Problem statement
Out of the lines below, please list those that hold the string "Zones".

* Begin *

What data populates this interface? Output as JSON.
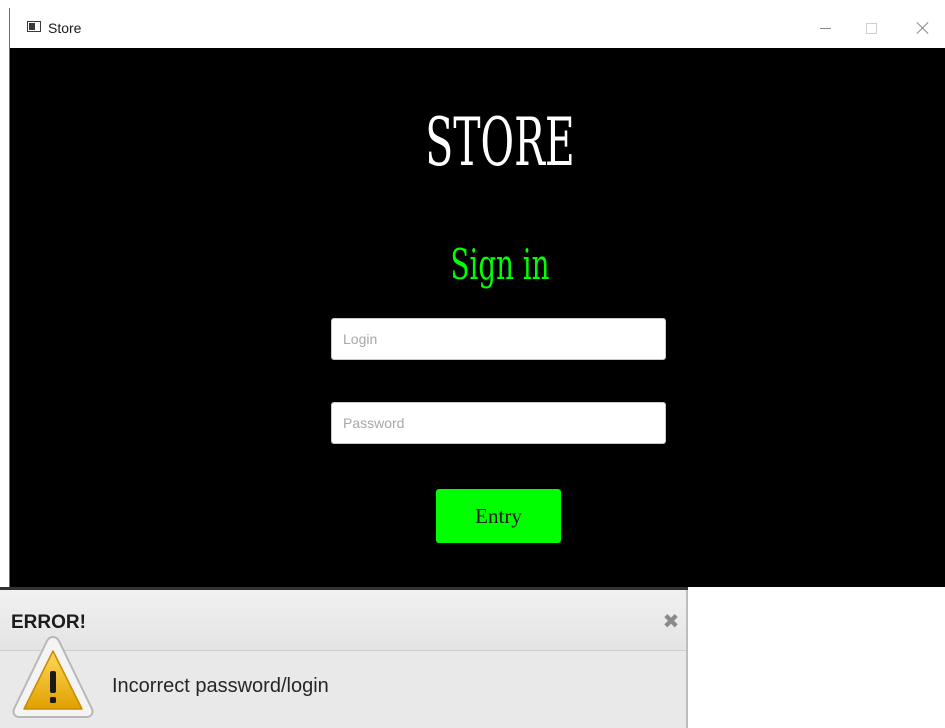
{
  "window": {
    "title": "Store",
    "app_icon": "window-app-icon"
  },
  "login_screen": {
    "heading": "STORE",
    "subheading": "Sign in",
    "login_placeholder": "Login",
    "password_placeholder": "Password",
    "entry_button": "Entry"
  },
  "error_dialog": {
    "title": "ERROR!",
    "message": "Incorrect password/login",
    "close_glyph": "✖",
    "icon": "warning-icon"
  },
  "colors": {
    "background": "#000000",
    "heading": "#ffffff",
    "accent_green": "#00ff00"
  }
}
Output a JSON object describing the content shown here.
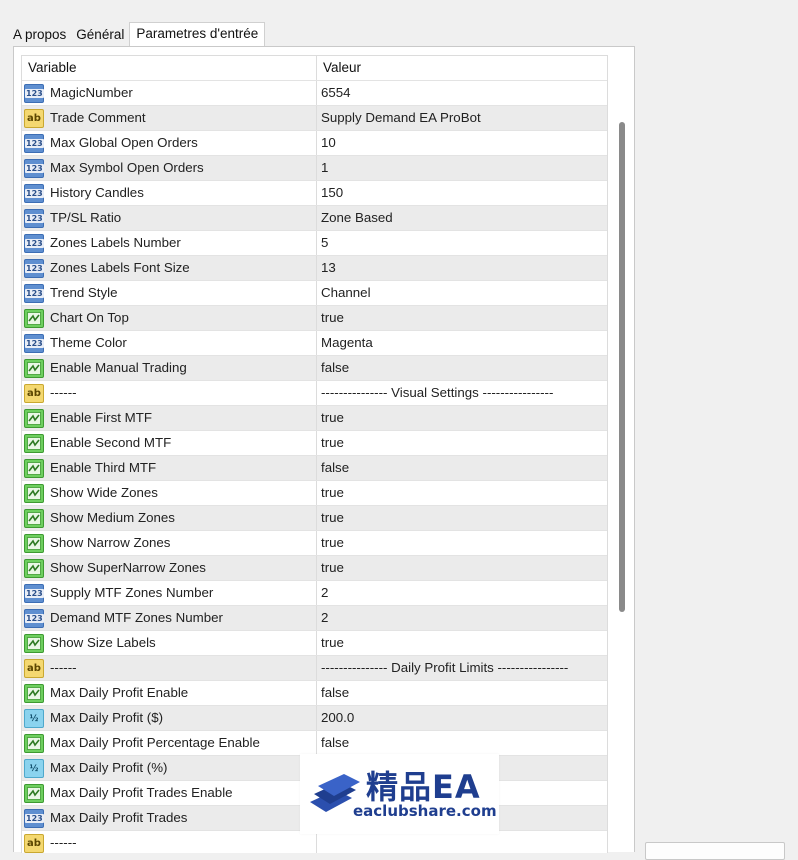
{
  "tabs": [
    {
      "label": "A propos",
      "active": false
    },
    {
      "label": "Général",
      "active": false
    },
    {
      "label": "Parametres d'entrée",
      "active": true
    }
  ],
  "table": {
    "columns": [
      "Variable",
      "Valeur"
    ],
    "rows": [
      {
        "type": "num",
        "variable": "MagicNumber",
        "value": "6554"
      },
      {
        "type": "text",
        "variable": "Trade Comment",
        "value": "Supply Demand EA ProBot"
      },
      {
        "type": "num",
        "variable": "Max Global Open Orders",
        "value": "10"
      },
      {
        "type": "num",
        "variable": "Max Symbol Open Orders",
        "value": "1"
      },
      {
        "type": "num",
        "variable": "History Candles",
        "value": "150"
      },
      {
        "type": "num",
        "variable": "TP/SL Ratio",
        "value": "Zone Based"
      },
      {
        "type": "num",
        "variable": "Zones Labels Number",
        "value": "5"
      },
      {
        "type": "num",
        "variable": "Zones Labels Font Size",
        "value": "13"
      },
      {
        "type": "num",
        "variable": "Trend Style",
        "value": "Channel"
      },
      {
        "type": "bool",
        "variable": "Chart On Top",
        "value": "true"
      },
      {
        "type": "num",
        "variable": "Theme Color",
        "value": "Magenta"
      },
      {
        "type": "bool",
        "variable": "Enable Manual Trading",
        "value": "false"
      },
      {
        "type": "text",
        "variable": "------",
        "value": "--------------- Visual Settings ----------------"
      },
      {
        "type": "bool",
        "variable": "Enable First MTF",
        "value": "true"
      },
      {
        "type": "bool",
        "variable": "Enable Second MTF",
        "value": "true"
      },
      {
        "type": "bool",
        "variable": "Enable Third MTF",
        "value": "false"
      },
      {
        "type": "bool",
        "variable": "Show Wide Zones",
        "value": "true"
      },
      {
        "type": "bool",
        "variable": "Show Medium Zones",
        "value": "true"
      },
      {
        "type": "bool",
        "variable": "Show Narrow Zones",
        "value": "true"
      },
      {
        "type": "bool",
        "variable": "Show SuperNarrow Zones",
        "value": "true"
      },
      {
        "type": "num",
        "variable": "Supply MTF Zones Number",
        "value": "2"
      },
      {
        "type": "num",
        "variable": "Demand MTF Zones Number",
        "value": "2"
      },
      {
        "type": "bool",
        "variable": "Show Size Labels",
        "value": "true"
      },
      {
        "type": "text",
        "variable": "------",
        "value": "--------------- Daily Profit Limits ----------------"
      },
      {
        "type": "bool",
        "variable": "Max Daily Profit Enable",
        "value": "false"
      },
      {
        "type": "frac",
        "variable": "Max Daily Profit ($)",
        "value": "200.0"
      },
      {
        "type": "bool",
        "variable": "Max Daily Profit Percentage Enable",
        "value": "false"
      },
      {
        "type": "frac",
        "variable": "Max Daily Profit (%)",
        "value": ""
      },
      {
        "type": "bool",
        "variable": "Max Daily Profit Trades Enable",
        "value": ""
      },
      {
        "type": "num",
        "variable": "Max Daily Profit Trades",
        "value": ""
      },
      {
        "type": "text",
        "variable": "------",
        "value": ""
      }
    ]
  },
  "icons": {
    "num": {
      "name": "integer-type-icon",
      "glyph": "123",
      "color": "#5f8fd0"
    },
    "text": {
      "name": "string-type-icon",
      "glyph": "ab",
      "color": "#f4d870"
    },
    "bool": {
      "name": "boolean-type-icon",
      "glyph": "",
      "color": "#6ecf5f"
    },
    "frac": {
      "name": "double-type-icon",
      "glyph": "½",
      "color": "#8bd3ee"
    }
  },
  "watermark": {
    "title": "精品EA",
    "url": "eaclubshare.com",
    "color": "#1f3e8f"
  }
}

* End *

Reply
        "variable": "Zones Labels Number",
        "variable": "Zones Labels Font Size",
        "variable": "Show Wide Zones",
        "variable": "Show Medium Zones",
        "variable": "Show Narrow Zones",
        "variable": "Show SuperNarrow Zones",
        "variable": "Supply MTF Zones Number",
        "variable": "Demand MTF Zones Number",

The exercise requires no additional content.